**DIRECTIONS FOR THIS TASK**
Look through the records below and collect all lines that hold the string "Entities".

━━ DATASET EXCERPTS ━━

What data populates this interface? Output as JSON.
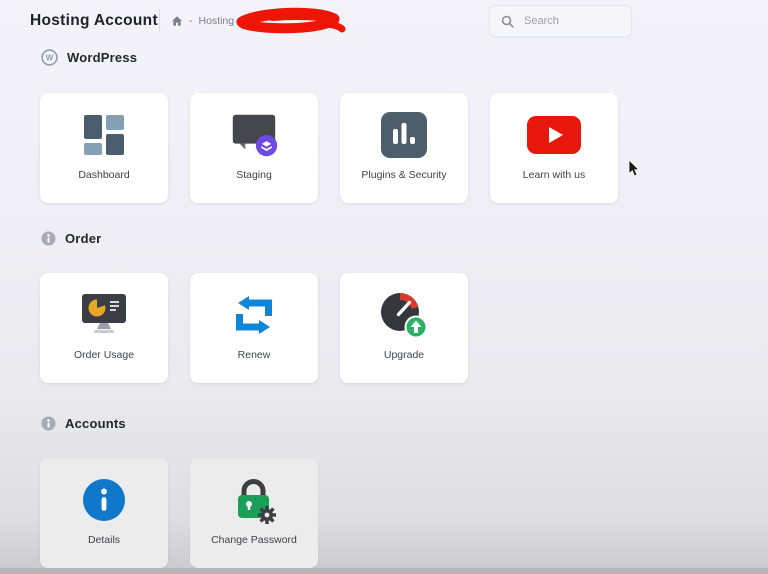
{
  "header": {
    "title": "Hosting Account",
    "breadcrumb": {
      "separator": "-",
      "item": "Hosting",
      "redacted": true
    },
    "search": {
      "placeholder": "Search"
    }
  },
  "sections": [
    {
      "label": "WordPress",
      "icon": "wordpress-logo",
      "cards": [
        {
          "label": "Dashboard",
          "icon": "dashboard-grid"
        },
        {
          "label": "Staging",
          "icon": "staging-monitor"
        },
        {
          "label": "Plugins & Security",
          "icon": "bar-chart"
        },
        {
          "label": "Learn with us",
          "icon": "youtube-play"
        }
      ]
    },
    {
      "label": "Order",
      "icon": "info-circle",
      "cards": [
        {
          "label": "Order Usage",
          "icon": "usage-monitor-pie"
        },
        {
          "label": "Renew",
          "icon": "renew-loop-arrows"
        },
        {
          "label": "Upgrade",
          "icon": "speedometer-up"
        }
      ]
    },
    {
      "label": "Accounts",
      "icon": "info-circle",
      "cards": [
        {
          "label": "Details",
          "icon": "info-circle-blue"
        },
        {
          "label": "Change Password",
          "icon": "lock-gear"
        }
      ]
    }
  ],
  "colors": {
    "redaction_red": "#ee1507",
    "youtube_red": "#e8170b",
    "staging_purple": "#6c4ae3",
    "renew_blue": "#0e86d7",
    "upgrade_green": "#2bb167",
    "details_blue": "#0f78ca",
    "lock_green": "#1b9e58",
    "slate_dark": "#4a5e70",
    "slate_light": "#84a0b4",
    "charcoal": "#3c3e43",
    "usage_yellow": "#e7a724"
  }
}
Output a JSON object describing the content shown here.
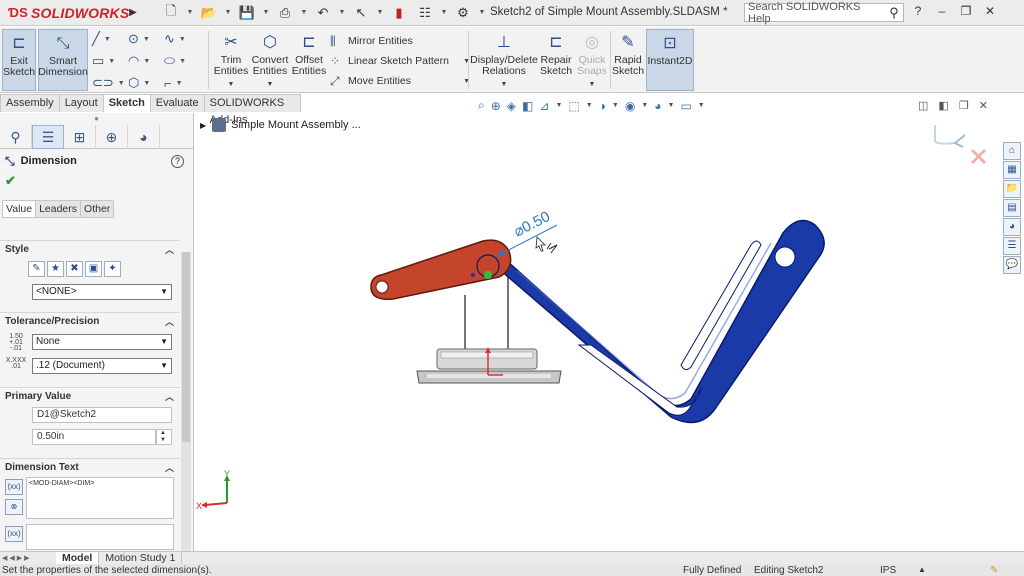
{
  "app": {
    "logo_text": "SOLIDWORKS",
    "logo_ds": "ƊS",
    "window_title": "Sketch2 of Simple Mount Assembly.SLDASM *",
    "search_placeholder": "Search SOLIDWORKS Help"
  },
  "commands": {
    "exit_sketch": "Exit Sketch",
    "smart_dimension": "Smart Dimension",
    "trim_entities": "Trim Entities",
    "convert_entities": "Convert Entities",
    "offset_entities": "Offset Entities",
    "mirror_entities": "Mirror Entities",
    "linear_sketch_pattern": "Linear Sketch Pattern",
    "move_entities": "Move Entities",
    "display_delete_relations": "Display/Delete Relations",
    "repair_sketch": "Repair Sketch",
    "quick_snaps": "Quick Snaps",
    "rapid_sketch": "Rapid Sketch",
    "instant2d": "Instant2D"
  },
  "tabs": [
    "Assembly",
    "Layout",
    "Sketch",
    "Evaluate",
    "SOLIDWORKS Add-Ins"
  ],
  "active_tab": "Sketch",
  "property_manager": {
    "title": "Dimension",
    "subtabs": [
      "Value",
      "Leaders",
      "Other"
    ],
    "style": {
      "title": "Style",
      "favorite": "<NONE>"
    },
    "tolerance": {
      "title": "Tolerance/Precision",
      "tolerance_type": "None",
      "precision": ".12 (Document)",
      "tol_icon_text": "1.50 +.01 -.01",
      "prec_icon_text": "X.XXX .01"
    },
    "primary_value": {
      "title": "Primary Value",
      "name": "D1@Sketch2",
      "value": "0.50in"
    },
    "dimension_text": {
      "title": "Dimension Text",
      "text": "<MOD-DIAM><DIM>"
    }
  },
  "viewport": {
    "tree_root": "Simple Mount Assembly ...",
    "dimension_label": "⌀0.50",
    "axis_x": "X",
    "axis_y": "Y"
  },
  "bottom_tabs": [
    "Model",
    "Motion Study 1"
  ],
  "status": {
    "message": "Set the properties of the selected dimension(s).",
    "state": "Fully Defined",
    "editing": "Editing Sketch2",
    "units": "IPS"
  },
  "colors": {
    "red_link": "#c4452b",
    "blue_link": "#1a3aa8",
    "dim_blue": "#2a78c8"
  }
}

━━━

**ANSWER BELOW**
    "trim_entities": "Trim Entities",
    "convert_entities": "Convert Entities",
    "offset_entities": "Offset Entities",
    "mirror_entities": "Mirror Entities",
    "move_entities": "Move Entities",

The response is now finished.